**PROBLEM**
Report how many lines of the entries below contain the word "pensionnaires", and nothing more.

**DATASET EXTRACT**
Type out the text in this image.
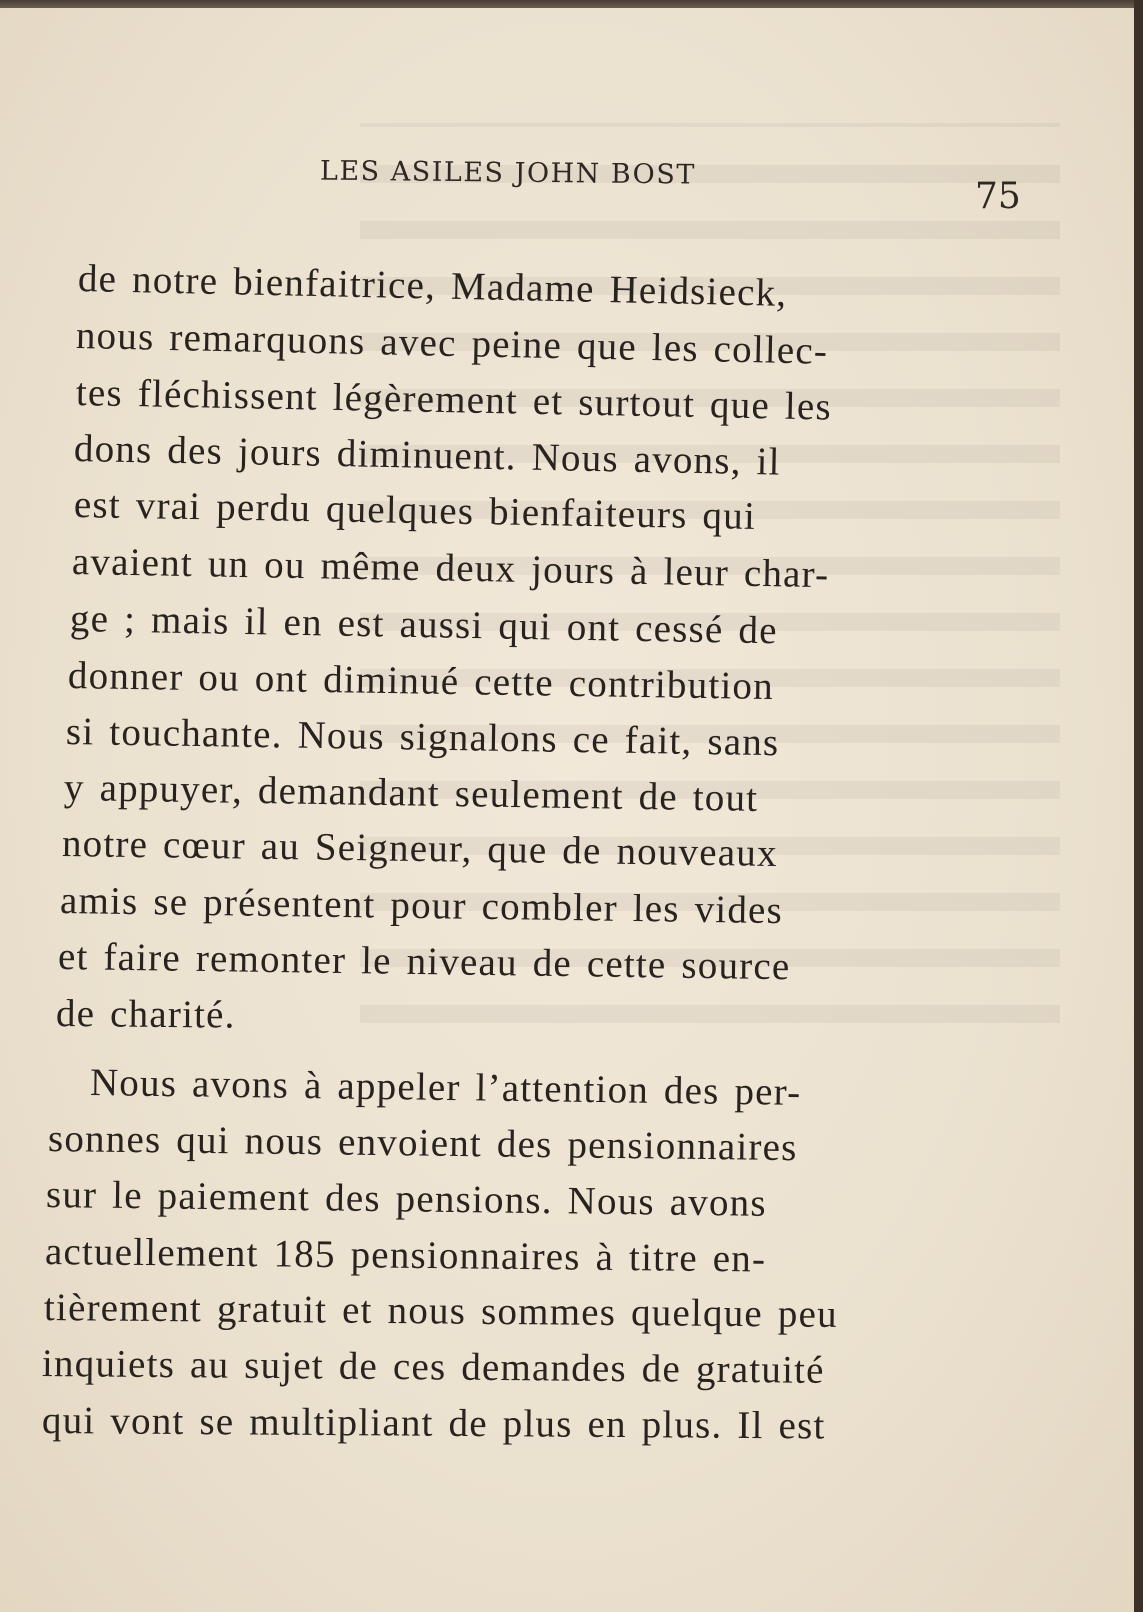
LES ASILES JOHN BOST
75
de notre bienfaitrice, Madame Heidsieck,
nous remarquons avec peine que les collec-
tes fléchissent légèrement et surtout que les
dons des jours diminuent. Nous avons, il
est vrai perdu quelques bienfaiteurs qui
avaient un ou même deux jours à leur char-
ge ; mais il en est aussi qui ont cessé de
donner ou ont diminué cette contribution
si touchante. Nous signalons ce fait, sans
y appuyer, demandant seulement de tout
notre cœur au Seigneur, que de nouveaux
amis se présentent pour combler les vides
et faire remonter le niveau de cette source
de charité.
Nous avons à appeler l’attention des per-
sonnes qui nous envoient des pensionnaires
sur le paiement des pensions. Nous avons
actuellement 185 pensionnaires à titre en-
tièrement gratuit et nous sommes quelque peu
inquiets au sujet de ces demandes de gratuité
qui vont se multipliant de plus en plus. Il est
--
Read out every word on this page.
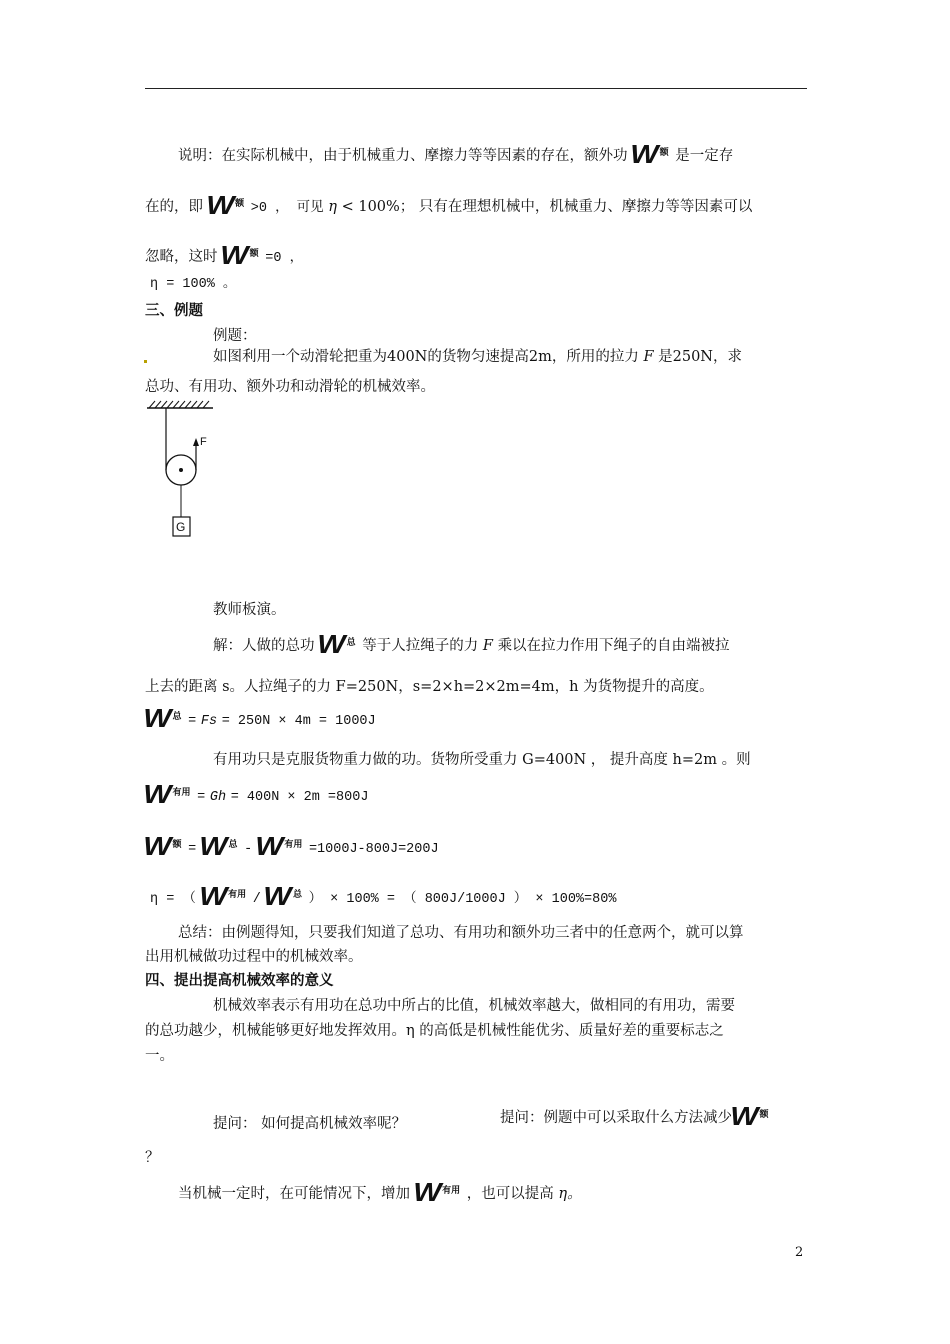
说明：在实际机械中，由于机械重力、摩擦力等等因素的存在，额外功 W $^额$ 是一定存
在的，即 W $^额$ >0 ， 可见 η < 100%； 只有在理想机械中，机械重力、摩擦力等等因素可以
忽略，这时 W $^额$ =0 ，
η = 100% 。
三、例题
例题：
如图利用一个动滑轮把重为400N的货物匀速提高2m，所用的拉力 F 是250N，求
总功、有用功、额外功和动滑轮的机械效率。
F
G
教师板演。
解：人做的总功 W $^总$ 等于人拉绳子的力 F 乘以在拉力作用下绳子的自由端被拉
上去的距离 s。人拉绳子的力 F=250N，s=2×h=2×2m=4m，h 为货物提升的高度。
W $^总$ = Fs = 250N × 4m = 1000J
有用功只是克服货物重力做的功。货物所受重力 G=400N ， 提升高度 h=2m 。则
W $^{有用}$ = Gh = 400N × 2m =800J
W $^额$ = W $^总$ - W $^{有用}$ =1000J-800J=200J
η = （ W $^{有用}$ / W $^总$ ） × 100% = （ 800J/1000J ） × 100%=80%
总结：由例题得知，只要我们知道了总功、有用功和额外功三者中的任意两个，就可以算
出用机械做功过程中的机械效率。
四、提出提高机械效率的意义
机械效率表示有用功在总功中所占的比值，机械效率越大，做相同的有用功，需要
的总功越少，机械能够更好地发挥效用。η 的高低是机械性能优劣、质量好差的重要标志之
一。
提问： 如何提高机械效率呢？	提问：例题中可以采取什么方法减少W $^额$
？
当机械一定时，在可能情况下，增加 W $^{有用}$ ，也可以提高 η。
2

**OUTPUT FOR THIS EXERCISE**
2